EXERCISE BRIEF | Copy each line in the data that includes the word "times".

Entries taken from a collection
══════
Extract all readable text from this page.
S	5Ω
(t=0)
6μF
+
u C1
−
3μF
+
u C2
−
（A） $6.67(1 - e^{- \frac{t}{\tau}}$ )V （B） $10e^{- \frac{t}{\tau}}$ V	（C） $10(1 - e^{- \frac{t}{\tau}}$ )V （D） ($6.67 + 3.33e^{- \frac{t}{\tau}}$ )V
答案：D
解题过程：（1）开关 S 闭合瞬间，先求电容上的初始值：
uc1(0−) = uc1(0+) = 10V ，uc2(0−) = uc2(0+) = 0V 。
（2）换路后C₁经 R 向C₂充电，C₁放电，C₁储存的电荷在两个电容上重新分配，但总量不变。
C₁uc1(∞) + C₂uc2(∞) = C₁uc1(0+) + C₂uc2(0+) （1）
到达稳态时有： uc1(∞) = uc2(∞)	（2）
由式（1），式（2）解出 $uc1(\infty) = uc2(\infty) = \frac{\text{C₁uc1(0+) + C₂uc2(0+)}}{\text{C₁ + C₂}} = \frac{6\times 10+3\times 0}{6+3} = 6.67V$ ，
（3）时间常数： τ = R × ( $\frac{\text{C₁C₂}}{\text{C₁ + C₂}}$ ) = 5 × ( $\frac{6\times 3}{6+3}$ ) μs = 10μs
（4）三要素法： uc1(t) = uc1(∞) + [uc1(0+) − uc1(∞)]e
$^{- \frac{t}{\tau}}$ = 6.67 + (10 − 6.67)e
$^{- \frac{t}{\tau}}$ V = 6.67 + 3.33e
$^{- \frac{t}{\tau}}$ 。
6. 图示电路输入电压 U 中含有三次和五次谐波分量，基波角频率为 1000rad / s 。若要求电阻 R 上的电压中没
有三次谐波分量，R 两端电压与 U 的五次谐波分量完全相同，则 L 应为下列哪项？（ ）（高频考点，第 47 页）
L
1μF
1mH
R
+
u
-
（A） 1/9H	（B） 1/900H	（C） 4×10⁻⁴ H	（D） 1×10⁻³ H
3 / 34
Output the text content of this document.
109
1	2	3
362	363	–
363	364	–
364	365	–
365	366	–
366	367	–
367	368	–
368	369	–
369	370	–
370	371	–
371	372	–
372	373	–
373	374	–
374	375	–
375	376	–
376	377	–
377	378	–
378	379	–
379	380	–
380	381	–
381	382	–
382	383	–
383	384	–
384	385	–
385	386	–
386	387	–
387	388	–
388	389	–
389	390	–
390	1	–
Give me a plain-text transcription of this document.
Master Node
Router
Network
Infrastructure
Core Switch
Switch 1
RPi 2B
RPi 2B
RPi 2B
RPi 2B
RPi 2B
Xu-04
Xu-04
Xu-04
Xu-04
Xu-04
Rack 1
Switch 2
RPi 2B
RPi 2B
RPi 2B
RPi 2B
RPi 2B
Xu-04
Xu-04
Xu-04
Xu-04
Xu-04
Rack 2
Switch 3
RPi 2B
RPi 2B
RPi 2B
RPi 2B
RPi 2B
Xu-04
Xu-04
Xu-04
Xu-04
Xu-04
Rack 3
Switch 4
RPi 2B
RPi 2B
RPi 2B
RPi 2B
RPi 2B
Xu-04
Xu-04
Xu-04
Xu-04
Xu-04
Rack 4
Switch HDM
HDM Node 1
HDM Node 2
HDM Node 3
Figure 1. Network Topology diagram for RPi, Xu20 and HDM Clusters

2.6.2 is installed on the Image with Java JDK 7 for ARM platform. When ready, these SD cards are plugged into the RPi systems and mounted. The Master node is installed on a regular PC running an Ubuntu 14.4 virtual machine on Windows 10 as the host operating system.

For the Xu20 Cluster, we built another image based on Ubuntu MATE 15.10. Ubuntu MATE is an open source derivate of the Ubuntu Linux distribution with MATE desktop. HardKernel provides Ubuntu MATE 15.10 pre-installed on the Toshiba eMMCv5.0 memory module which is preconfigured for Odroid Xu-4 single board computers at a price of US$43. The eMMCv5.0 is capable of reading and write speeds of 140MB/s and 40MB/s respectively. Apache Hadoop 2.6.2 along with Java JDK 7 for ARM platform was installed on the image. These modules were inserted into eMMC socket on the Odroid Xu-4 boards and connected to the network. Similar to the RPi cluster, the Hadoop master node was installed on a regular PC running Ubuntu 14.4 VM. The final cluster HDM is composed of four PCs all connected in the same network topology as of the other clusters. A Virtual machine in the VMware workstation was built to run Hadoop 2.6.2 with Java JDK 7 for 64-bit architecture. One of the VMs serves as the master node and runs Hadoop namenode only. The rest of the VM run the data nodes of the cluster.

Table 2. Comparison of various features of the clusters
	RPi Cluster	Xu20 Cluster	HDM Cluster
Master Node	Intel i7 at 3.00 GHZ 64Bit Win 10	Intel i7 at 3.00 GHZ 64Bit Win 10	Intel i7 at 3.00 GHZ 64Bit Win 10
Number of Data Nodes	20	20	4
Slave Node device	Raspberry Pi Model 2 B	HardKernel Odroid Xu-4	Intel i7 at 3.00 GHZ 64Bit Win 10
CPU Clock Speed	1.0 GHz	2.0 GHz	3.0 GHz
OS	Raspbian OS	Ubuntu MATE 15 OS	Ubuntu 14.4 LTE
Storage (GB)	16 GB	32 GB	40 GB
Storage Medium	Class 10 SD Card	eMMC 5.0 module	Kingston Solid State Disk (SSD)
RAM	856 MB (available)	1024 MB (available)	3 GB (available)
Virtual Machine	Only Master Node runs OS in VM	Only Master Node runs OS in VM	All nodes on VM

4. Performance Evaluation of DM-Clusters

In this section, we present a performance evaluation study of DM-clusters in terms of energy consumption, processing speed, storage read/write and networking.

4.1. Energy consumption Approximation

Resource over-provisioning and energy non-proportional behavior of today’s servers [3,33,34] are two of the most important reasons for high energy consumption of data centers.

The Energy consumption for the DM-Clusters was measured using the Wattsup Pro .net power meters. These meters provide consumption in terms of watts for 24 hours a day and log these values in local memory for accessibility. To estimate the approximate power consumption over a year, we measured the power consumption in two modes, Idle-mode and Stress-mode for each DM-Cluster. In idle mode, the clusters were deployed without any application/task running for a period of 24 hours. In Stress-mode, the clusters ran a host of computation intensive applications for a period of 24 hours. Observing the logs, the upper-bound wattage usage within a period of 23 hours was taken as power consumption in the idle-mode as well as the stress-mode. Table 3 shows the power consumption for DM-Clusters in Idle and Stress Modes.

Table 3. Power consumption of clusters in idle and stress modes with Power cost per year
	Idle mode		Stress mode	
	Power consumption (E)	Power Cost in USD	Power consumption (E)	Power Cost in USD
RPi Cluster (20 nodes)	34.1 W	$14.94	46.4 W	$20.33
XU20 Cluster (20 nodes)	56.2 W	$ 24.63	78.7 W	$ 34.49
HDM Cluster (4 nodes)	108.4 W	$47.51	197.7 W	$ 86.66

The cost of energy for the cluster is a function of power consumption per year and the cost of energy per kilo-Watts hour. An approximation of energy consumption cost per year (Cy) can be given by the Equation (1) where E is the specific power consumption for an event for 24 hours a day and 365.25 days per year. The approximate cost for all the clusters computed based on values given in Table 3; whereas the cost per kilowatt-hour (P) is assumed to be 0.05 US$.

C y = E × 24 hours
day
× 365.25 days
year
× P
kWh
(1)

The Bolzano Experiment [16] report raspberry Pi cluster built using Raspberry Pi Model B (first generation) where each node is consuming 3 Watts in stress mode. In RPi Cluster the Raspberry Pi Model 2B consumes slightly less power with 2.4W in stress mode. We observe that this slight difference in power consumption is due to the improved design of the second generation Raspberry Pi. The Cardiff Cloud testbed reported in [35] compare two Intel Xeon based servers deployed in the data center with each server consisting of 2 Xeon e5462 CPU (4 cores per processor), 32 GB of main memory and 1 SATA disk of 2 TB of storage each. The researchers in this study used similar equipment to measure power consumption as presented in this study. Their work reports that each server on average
══════
FINISHED TASK |
由式（1），式（2）解出 $uc1(\infty) = uc2(\infty) = \frac{\text{C₁uc1(0+) + C₂uc2(0+)}}{\text{C₁ + C₂}} = \frac{6\times 10+3\times 0}{6+3} = 6.67V$ ，
（3）时间常数： τ = R × ( $\frac{\text{C₁C₂}}{\text{C₁ + C₂}}$ ) = 5 × ( $\frac{6\times 3}{6+3}$ ) μs = 10μs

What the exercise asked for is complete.